◆ Supplied passage ◆
╭──

Figure 3: EB1 binds to Ska1 through its C terminus.

(a) Regions of various deletion constructs of EB1 (C and N terminus) and Ska1 are shown. (b) In vitro GST pull-down with purified human full length EB1–GST and purified human His-tagged Ska1. Purified GST protein was used as control. (c) Far-western blot analysis with immobilized EB1, EB1n and EB1c followed by incubation with purified Ska1. Immobilized BSA and tubulin were used as negative and positive control, respectively. Reverse Far-western with immobilized Ska1 followed by incubation with purified His-EB1 or His-EB1c is shown. Rabbit polyclonal EB1 antibody targeted against the C-terminal region of EB1 was used. It could recognize both the full length EB1and EB1 C terminus. (d) The western blot shows in vitro GST pull-down using purified EB1c–GST and purified Ska1. (e) Lysates of synchronized mitotic HeLa cells was incubated with purified EB1c–GST followed by GST pull down using Sepharose beads and analysed by western blot. (f) Purified Ska1 and EB1 or the mixture EB1 and Ska1 was loaded on Superose 12 column and the fractions (200 μl) were analysed by Western blot. Molecular weights of Ska1 and EB1 monomers are 30 and 32 kDa, respectively. (g) Western blot image shows GST pull down in vitro using purified EB1-GST and purified Ska complex (mixture of Ska1, 2 and Ska3 in 1:1:1 ratio).

╰──

◆ Exercise tasks ◆
1 > In the EB1–Ska1 figure legend, what served as the negative and positive controls in the Far-western blot analysis?
2 > Translate this sentence from the EB1–Ska1 figure legend into Spanish: "Purified GST protein was used as control."
The material after this point comes from a separate source.

◆ Records provided ◆
╭──

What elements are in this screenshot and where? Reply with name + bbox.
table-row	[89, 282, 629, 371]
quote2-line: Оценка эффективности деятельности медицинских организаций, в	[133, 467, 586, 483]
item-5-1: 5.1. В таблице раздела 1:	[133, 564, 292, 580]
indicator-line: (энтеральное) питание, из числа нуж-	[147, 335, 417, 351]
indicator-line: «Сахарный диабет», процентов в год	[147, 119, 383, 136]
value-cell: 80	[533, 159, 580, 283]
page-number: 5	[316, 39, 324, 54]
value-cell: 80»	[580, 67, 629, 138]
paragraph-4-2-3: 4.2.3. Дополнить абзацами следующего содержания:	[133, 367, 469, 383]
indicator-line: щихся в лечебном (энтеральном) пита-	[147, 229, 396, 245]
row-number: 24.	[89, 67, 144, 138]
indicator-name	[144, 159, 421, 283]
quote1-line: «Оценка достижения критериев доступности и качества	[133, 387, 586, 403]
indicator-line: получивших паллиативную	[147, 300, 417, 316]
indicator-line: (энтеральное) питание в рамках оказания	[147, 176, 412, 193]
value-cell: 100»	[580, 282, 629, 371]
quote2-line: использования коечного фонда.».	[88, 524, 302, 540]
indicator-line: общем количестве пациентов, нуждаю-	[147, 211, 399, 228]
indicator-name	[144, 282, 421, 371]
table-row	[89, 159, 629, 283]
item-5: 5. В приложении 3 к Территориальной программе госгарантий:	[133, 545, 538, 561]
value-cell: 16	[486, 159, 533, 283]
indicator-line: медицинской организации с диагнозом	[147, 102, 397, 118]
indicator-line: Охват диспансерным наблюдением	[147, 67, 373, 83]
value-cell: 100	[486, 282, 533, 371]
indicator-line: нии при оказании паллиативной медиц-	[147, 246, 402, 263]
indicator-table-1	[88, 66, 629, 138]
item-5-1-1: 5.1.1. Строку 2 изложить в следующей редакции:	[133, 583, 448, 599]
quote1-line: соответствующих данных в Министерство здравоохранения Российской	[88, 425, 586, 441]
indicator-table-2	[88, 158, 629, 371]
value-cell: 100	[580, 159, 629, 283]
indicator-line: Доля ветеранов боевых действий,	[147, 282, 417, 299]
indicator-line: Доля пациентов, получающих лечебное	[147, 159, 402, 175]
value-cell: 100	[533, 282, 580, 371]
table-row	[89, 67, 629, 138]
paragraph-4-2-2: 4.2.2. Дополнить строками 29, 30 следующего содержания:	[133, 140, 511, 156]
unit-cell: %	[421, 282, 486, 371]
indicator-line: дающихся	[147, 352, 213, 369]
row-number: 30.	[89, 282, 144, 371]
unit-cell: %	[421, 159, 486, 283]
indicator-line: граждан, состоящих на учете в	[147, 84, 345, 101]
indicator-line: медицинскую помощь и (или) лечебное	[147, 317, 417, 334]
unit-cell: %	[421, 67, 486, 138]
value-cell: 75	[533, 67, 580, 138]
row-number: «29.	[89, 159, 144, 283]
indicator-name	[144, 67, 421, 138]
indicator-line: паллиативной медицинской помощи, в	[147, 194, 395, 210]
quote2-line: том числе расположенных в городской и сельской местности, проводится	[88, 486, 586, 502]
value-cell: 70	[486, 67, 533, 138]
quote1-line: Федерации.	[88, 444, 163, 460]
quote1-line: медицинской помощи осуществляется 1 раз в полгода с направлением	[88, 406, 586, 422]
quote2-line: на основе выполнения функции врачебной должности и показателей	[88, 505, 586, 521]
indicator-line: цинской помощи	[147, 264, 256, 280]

╰──

◆ Solutions ◆
1 > Immobilized BSA was the negative control and immobilized tubulin was the positive control.

2 > Se utilizó proteína GST purificada como control.